Entries with figure data:

**********

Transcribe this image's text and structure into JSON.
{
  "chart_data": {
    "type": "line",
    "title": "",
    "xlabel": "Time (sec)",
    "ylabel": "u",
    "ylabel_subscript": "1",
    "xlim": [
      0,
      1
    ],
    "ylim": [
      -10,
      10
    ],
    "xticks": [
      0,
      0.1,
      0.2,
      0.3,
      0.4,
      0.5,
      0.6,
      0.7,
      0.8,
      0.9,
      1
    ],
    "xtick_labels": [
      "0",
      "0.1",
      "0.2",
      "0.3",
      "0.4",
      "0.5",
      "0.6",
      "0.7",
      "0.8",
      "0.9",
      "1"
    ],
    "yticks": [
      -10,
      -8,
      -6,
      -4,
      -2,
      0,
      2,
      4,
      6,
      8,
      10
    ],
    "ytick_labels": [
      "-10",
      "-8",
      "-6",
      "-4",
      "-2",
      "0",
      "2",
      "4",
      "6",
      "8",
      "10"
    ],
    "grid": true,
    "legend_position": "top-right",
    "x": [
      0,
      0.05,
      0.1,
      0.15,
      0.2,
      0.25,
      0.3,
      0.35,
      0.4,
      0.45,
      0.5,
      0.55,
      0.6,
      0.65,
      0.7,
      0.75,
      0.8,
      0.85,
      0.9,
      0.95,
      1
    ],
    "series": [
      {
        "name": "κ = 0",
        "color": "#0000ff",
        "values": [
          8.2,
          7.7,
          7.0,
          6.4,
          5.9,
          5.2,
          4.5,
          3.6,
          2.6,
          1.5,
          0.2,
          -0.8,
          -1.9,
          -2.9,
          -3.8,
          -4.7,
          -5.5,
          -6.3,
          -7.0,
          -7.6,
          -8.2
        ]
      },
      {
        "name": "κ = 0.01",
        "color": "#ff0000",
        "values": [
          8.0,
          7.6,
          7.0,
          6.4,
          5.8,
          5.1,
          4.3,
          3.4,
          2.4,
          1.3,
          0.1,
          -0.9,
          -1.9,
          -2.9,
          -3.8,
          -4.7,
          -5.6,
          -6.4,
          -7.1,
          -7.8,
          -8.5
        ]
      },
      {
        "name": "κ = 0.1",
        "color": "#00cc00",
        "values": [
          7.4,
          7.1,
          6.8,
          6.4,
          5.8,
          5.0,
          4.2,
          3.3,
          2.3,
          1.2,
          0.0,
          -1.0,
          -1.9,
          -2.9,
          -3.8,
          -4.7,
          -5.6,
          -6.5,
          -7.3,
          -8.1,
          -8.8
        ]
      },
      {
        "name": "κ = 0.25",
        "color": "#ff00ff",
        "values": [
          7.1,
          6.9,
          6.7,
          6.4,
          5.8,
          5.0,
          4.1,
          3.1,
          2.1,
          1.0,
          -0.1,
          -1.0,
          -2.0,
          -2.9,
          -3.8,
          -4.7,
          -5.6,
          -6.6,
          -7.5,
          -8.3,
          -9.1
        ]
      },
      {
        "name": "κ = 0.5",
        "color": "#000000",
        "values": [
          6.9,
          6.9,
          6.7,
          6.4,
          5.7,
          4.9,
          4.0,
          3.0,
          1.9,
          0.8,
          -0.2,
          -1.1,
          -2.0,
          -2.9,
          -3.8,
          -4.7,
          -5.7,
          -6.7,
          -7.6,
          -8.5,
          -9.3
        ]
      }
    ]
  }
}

**********

Your objective: Repeat all the records. Match each line exactly.

The completed task:
Transcribe this image's text and structure into JSON.
{
  "chart_data": {
    "type": "line",
    "title": "",
    "xlabel": "Time (sec)",
    "ylabel": "u",
    "ylabel_subscript": "1",
    "xlim": [
      0,
      1
    ],
    "ylim": [
      -10,
      10
    ],
    "xticks": [
      0,
      0.1,
      0.2,
      0.3,
      0.4,
      0.5,
      0.6,
      0.7,
      0.8,
      0.9,
      1
    ],
    "xtick_labels": [
      "0",
      "0.1",
      "0.2",
      "0.3",
      "0.4",
      "0.5",
      "0.6",
      "0.7",
      "0.8",
      "0.9",
      "1"
    ],
    "yticks": [
      -10,
      -8,
      -6,
      -4,
      -2,
      0,
      2,
      4,
      6,
      8,
      10
    ],
    "ytick_labels": [
      "-10",
      "-8",
      "-6",
      "-4",
      "-2",
      "0",
      "2",
      "4",
      "6",
      "8",
      "10"
    ],
    "grid": true,
    "legend_position": "top-right",
    "x": [
      0,
      0.05,
      0.1,
      0.15,
      0.2,
      0.25,
      0.3,
      0.35,
      0.4,
      0.45,
      0.5,
      0.55,
      0.6,
      0.65,
      0.7,
      0.75,
      0.8,
      0.85,
      0.9,
      0.95,
      1
    ],
    "series": [
      {
        "name": "κ = 0",
        "color": "#0000ff",
        "values": [
          8.2,
          7.7,
          7.0,
          6.4,
          5.9,
          5.2,
          4.5,
          3.6,
          2.6,
          1.5,
          0.2,
          -0.8,
          -1.9,
          -2.9,
          -3.8,
          -4.7,
          -5.5,
          -6.3,
          -7.0,
          -7.6,
          -8.2
        ]
      },
      {
        "name": "κ = 0.01",
        "color": "#ff0000",
        "values": [
          8.0,
          7.6,
          7.0,
          6.4,
          5.8,
          5.1,
          4.3,
          3.4,
          2.4,
          1.3,
          0.1,
          -0.9,
          -1.9,
          -2.9,
          -3.8,
          -4.7,
          -5.6,
          -6.4,
          -7.1,
          -7.8,
          -8.5
        ]
      },
      {
        "name": "κ = 0.1",
        "color": "#00cc00",
        "values": [
          7.4,
          7.1,
          6.8,
          6.4,
          5.8,
          5.0,
          4.2,
          3.3,
          2.3,
          1.2,
          0.0,
          -1.0,
          -1.9,
          -2.9,
          -3.8,
          -4.7,
          -5.6,
          -6.5,
          -7.3,
          -8.1,
          -8.8
        ]
      },
      {
        "name": "κ = 0.25",
        "color": "#ff00ff",
        "values": [
          7.1,
          6.9,
          6.7,
          6.4,
          5.8,
          5.0,
          4.1,
          3.1,
          2.1,
          1.0,
          -0.1,
          -1.0,
          -2.0,
          -2.9,
          -3.8,
          -4.7,
          -5.6,
          -6.6,
          -7.5,
          -8.3,
          -9.1
        ]
      },
      {
        "name": "κ = 0.5",
        "color": "#000000",
        "values": [
          6.9,
          6.9,
          6.7,
          6.4,
          5.7,
          4.9,
          4.0,
          3.0,
          1.9,
          0.8,
          -0.2,
          -1.1,
          -2.0,
          -2.9,
          -3.8,
          -4.7,
          -5.7,
          -6.7,
          -7.6,
          -8.5,
          -9.3
        ]
      }
    ]
  }
}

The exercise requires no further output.